_TASK BRIEF_
Find each line containing the word "Power" and report how many there are. Add nothing else.

Stored data
═══

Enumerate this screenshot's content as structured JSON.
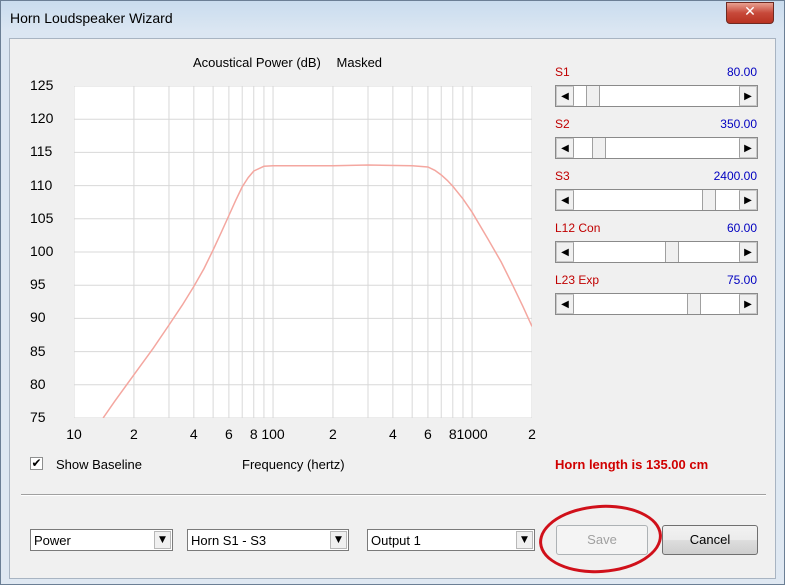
{
  "window": {
    "title": "Horn Loudspeaker Wizard",
    "close_glyph": "✕"
  },
  "chart_title": {
    "main": "Acoustical Power (dB)",
    "mode": "Masked"
  },
  "chart_data": {
    "type": "line",
    "title": "Acoustical Power (dB)   Masked",
    "xlabel": "Frequency (hertz)",
    "ylabel": "",
    "x_scale": "log",
    "xlim": [
      10,
      2000
    ],
    "ylim": [
      75,
      125
    ],
    "grid": true,
    "line_color": "#f4a7a0",
    "y_ticks": [
      "125",
      "120",
      "115",
      "110",
      "105",
      "100",
      "95",
      "90",
      "85",
      "80",
      "75"
    ],
    "x_ticks": [
      {
        "v": 10,
        "label": "10"
      },
      {
        "v": 20,
        "label": "2"
      },
      {
        "v": 40,
        "label": "4"
      },
      {
        "v": 60,
        "label": "6"
      },
      {
        "v": 80,
        "label": "8"
      },
      {
        "v": 100,
        "label": "100"
      },
      {
        "v": 200,
        "label": "2"
      },
      {
        "v": 400,
        "label": "4"
      },
      {
        "v": 600,
        "label": "6"
      },
      {
        "v": 800,
        "label": "8"
      },
      {
        "v": 1000,
        "label": "1000"
      },
      {
        "v": 2000,
        "label": "2"
      }
    ],
    "series": [
      {
        "values": [
          [
            14,
            75
          ],
          [
            16,
            77.5
          ],
          [
            20,
            81.5
          ],
          [
            25,
            85.5
          ],
          [
            30,
            89
          ],
          [
            35,
            92
          ],
          [
            40,
            94.8
          ],
          [
            45,
            97.5
          ],
          [
            50,
            100.3
          ],
          [
            55,
            103
          ],
          [
            60,
            105.5
          ],
          [
            65,
            107.8
          ],
          [
            70,
            109.8
          ],
          [
            75,
            111.2
          ],
          [
            80,
            112.2
          ],
          [
            90,
            112.9
          ],
          [
            100,
            113
          ],
          [
            200,
            113
          ],
          [
            300,
            113.1
          ],
          [
            500,
            113
          ],
          [
            600,
            112.8
          ],
          [
            650,
            112.3
          ],
          [
            700,
            111.6
          ],
          [
            750,
            110.8
          ],
          [
            800,
            109.9
          ],
          [
            900,
            108
          ],
          [
            1000,
            106
          ],
          [
            1200,
            102
          ],
          [
            1400,
            98.5
          ],
          [
            1600,
            95
          ],
          [
            1800,
            91.8
          ],
          [
            2000,
            88.8
          ]
        ]
      }
    ]
  },
  "baseline": {
    "label": "Show Baseline",
    "checked_glyph": "✔"
  },
  "freq_label": "Frequency (hertz)",
  "horn_length": "Horn length is 135.00 cm",
  "sliders": [
    {
      "label": "S1",
      "value": "80.00",
      "position": 0.08
    },
    {
      "label": "S2",
      "value": "350.00",
      "position": 0.12
    },
    {
      "label": "S3",
      "value": "2400.00",
      "position": 0.85
    },
    {
      "label": "L12  Con",
      "value": "60.00",
      "position": 0.6
    },
    {
      "label": "L23  Exp",
      "value": "75.00",
      "position": 0.75
    }
  ],
  "dropdowns": [
    {
      "value": "Power"
    },
    {
      "value": "Horn S1 - S3"
    },
    {
      "value": "Output 1"
    }
  ],
  "buttons": {
    "save": "Save",
    "cancel": "Cancel"
  },
  "glyphs": {
    "left": "◀",
    "right": "▶",
    "down": "▼"
  },
  "colors": {
    "label_red": "#c00000",
    "value_blue": "#0000c0",
    "annotation_red": "#d0101a"
  }
}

═══

_FINAL RESULT_
3